What you will do »
Examine the entries below, count the lines holding the string "screenshot", and respond with the number only.

Stored data »
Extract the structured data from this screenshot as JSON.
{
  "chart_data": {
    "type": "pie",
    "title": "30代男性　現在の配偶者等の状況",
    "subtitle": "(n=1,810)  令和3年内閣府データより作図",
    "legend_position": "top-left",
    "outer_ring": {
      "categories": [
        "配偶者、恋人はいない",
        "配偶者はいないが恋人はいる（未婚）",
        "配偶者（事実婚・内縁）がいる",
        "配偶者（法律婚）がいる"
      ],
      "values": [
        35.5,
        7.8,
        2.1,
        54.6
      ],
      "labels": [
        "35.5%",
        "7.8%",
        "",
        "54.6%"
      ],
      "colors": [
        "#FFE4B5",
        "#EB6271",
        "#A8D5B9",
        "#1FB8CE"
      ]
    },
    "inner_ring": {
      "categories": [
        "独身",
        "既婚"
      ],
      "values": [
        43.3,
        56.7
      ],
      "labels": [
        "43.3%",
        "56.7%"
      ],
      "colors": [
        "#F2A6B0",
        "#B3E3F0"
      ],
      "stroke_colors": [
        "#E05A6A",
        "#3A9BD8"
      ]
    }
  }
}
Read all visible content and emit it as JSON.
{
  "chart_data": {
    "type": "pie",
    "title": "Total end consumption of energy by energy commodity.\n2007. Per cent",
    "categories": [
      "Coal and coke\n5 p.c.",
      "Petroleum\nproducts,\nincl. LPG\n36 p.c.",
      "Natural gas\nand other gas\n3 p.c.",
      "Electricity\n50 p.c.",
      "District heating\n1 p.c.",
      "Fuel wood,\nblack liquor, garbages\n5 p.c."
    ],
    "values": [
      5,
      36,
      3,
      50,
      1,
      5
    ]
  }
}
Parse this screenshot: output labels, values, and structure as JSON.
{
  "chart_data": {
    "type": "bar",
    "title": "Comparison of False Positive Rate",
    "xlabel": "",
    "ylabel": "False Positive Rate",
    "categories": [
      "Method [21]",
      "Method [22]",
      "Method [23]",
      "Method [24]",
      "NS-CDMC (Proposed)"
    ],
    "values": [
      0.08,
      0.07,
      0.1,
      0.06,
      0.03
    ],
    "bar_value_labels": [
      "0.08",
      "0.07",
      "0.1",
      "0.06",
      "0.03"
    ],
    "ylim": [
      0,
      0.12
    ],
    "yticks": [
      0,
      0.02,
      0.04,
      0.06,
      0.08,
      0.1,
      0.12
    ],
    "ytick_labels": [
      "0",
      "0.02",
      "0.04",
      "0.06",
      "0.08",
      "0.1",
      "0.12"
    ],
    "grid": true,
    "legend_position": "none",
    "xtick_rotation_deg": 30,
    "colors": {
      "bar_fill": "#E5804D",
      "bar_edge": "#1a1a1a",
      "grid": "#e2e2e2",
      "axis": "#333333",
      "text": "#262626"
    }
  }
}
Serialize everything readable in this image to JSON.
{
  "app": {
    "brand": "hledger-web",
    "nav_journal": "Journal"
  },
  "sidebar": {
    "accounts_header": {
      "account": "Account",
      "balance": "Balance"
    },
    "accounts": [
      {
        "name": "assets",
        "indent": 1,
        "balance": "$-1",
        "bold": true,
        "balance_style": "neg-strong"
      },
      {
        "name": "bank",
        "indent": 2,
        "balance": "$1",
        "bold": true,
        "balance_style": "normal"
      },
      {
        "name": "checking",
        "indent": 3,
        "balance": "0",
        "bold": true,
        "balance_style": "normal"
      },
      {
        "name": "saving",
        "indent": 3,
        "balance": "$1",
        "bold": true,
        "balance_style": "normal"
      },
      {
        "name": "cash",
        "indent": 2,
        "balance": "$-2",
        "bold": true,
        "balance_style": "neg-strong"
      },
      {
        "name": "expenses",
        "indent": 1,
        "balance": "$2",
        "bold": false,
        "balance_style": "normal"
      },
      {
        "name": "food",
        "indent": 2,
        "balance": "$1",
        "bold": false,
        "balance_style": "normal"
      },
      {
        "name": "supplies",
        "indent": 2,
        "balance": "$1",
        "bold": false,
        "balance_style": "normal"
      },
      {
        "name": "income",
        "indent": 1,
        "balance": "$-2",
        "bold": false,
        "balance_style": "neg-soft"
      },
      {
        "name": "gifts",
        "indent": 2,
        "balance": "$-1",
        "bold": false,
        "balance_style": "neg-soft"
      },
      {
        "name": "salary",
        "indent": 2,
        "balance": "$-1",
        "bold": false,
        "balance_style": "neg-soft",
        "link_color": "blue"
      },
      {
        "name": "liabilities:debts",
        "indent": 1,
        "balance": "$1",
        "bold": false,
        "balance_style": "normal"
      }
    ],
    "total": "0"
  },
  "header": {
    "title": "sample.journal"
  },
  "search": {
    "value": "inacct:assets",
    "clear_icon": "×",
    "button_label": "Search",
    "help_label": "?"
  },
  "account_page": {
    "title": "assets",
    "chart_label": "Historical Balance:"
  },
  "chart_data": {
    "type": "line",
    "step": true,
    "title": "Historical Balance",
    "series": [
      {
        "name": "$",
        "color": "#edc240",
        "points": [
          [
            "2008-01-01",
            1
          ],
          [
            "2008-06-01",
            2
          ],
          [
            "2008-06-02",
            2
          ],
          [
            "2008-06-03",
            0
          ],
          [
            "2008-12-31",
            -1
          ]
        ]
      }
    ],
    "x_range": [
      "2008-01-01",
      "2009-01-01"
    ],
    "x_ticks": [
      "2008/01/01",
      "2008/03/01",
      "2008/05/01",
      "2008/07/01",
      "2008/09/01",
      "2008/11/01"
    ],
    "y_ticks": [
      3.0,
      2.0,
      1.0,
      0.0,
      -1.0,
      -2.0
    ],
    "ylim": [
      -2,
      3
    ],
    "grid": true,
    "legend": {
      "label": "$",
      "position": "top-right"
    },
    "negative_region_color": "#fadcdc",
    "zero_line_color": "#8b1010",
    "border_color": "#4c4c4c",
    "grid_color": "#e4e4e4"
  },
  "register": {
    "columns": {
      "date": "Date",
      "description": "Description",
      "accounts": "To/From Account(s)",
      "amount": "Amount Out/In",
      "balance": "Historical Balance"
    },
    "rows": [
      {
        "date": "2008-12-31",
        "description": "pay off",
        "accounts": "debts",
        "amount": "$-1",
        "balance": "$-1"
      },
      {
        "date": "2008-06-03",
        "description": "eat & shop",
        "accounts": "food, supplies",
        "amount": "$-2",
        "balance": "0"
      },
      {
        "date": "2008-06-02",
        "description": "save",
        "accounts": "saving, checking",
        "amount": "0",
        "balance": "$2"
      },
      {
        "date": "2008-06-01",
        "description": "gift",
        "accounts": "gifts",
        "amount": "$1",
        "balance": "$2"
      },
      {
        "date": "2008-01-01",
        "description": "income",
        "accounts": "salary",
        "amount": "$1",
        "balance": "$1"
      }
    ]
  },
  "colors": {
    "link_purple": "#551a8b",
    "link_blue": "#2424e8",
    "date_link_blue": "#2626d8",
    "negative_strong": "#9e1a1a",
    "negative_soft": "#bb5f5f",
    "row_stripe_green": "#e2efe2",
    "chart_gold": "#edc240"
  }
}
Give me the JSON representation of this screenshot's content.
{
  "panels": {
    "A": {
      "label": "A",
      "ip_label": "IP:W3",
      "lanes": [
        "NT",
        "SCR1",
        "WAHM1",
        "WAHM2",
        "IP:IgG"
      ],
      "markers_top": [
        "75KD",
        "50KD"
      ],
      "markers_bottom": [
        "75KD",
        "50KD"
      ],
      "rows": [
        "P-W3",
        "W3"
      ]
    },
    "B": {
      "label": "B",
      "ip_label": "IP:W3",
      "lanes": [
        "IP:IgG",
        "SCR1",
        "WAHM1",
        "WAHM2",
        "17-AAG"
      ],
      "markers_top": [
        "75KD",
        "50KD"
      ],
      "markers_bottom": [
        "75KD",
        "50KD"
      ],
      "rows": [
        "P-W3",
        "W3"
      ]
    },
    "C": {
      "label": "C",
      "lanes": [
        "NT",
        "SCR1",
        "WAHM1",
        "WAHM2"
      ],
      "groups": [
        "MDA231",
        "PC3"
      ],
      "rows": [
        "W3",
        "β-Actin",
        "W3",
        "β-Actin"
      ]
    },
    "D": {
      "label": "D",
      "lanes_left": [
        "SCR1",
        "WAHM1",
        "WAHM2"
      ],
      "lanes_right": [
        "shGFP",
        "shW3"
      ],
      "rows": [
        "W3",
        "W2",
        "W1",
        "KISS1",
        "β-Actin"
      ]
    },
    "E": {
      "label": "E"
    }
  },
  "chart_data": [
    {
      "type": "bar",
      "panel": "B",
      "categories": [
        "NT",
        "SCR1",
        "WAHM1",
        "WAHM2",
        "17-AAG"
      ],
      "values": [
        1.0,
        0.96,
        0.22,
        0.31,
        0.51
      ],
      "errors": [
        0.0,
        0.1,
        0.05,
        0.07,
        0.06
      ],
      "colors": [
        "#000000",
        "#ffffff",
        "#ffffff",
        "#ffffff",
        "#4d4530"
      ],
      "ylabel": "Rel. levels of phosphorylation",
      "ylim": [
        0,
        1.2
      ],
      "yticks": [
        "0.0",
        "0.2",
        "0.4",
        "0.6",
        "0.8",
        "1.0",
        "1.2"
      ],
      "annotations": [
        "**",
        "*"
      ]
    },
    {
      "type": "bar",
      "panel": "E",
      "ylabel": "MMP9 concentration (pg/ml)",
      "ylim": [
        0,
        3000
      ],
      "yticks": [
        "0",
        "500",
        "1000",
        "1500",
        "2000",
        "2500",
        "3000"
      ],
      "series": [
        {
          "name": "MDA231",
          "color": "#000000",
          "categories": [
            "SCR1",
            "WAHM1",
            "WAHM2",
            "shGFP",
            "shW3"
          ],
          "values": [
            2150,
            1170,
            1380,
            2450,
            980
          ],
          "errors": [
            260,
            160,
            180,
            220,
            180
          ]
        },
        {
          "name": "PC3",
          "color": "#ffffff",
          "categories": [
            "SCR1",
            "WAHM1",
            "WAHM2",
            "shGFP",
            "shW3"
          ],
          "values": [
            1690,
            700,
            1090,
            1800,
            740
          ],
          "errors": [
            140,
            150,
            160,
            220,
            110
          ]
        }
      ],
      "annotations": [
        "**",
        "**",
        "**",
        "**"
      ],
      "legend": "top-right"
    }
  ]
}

Written answer »
3